-- Jeu de données --

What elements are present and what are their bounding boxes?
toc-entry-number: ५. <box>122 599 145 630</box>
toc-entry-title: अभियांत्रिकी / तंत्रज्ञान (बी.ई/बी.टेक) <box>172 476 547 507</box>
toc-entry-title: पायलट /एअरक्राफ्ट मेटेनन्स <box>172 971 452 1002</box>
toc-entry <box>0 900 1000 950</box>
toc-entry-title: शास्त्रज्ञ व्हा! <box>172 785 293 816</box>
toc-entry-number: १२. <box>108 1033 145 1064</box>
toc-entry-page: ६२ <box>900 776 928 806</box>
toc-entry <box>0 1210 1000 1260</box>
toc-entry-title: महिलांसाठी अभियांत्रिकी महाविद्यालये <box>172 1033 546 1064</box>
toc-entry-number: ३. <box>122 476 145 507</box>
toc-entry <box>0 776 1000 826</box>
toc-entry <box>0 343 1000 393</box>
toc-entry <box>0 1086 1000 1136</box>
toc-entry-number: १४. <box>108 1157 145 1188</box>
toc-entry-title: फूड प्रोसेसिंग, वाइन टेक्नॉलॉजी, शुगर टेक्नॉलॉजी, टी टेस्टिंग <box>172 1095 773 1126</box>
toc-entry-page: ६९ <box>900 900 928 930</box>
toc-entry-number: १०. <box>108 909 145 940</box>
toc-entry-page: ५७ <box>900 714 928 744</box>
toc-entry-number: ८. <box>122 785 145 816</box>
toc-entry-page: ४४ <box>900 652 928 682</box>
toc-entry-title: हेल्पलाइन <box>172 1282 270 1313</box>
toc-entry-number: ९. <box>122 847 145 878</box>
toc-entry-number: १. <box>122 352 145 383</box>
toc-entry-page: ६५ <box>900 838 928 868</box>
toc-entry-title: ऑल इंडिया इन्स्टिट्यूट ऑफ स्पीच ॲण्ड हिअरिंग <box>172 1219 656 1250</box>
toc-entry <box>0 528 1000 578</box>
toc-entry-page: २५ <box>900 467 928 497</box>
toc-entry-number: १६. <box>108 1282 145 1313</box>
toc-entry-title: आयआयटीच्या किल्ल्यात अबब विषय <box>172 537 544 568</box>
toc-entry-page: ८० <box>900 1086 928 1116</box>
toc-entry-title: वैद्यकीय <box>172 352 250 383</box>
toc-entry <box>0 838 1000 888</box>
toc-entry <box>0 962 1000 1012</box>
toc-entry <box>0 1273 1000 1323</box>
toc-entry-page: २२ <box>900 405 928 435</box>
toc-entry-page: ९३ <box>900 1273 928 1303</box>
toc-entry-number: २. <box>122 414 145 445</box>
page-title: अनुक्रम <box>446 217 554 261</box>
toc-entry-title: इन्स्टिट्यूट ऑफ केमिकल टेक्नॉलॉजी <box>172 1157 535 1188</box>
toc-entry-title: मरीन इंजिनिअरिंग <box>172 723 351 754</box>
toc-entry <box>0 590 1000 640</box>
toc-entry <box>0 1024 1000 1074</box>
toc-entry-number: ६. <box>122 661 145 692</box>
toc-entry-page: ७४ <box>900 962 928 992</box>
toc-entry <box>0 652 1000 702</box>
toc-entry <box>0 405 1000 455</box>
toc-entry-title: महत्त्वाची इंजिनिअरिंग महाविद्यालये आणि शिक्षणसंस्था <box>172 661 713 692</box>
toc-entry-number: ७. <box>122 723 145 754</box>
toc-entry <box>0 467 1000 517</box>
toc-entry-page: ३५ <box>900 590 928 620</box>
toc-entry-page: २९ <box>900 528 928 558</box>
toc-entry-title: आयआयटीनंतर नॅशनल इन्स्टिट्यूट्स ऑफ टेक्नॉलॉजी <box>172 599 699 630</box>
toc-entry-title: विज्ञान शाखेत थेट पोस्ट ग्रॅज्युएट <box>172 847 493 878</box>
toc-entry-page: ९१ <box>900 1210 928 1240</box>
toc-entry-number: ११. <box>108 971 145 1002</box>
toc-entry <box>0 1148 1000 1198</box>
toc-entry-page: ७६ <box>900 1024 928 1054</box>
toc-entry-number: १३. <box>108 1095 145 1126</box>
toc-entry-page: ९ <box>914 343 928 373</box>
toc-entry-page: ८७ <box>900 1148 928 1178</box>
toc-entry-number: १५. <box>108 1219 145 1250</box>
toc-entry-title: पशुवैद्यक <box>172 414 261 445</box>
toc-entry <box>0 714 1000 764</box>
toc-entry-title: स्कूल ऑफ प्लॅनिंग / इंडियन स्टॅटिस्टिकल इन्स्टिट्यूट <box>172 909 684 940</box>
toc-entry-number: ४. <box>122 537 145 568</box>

-- Consignes de l'exercice --
Reproduisez fidèlement les lignes allant de la toute première jusqu'à celle qui contient « toc-entry-title: वैद्यकीय <box>172 », cette dernière incluse.

-- Résultat ci-dessous --
What elements are present and what are their bounding boxes?
toc-entry-number: ५. <box>122 599 145 630</box>
toc-entry-title: अभियांत्रिकी / तंत्रज्ञान (बी.ई/बी.टेक) <box>172 476 547 507</box>
toc-entry-title: पायलट /एअरक्राफ्ट मेटेनन्स <box>172 971 452 1002</box>
toc-entry <box>0 900 1000 950</box>
toc-entry-title: शास्त्रज्ञ व्हा! <box>172 785 293 816</box>
toc-entry-number: १२. <box>108 1033 145 1064</box>
toc-entry-page: ६२ <box>900 776 928 806</box>
toc-entry <box>0 1210 1000 1260</box>
toc-entry-title: महिलांसाठी अभियांत्रिकी महाविद्यालये <box>172 1033 546 1064</box>
toc-entry-number: ३. <box>122 476 145 507</box>
toc-entry <box>0 776 1000 826</box>
toc-entry <box>0 343 1000 393</box>
toc-entry <box>0 1086 1000 1136</box>
toc-entry-number: १४. <box>108 1157 145 1188</box>
toc-entry-title: फूड प्रोसेसिंग, वाइन टेक्नॉलॉजी, शुगर टेक्नॉलॉजी, टी टेस्टिंग <box>172 1095 773 1126</box>
toc-entry-page: ६९ <box>900 900 928 930</box>
toc-entry-number: १०. <box>108 909 145 940</box>
toc-entry-page: ५७ <box>900 714 928 744</box>
toc-entry-number: ८. <box>122 785 145 816</box>
toc-entry-page: ४४ <box>900 652 928 682</box>
toc-entry-title: हेल्पलाइन <box>172 1282 270 1313</box>
toc-entry-number: ९. <box>122 847 145 878</box>
toc-entry-number: १. <box>122 352 145 383</box>
toc-entry-page: ६५ <box>900 838 928 868</box>
toc-entry-title: ऑल इंडिया इन्स्टिट्यूट ऑफ स्पीच ॲण्ड हिअरिंग <box>172 1219 656 1250</box>
toc-entry <box>0 528 1000 578</box>
toc-entry-page: २५ <box>900 467 928 497</box>
toc-entry-number: १६. <box>108 1282 145 1313</box>
toc-entry-title: आयआयटीच्या किल्ल्यात अबब विषय <box>172 537 544 568</box>
toc-entry-page: ८० <box>900 1086 928 1116</box>
toc-entry-title: वैद्यकीय <box>172 352 250 383</box>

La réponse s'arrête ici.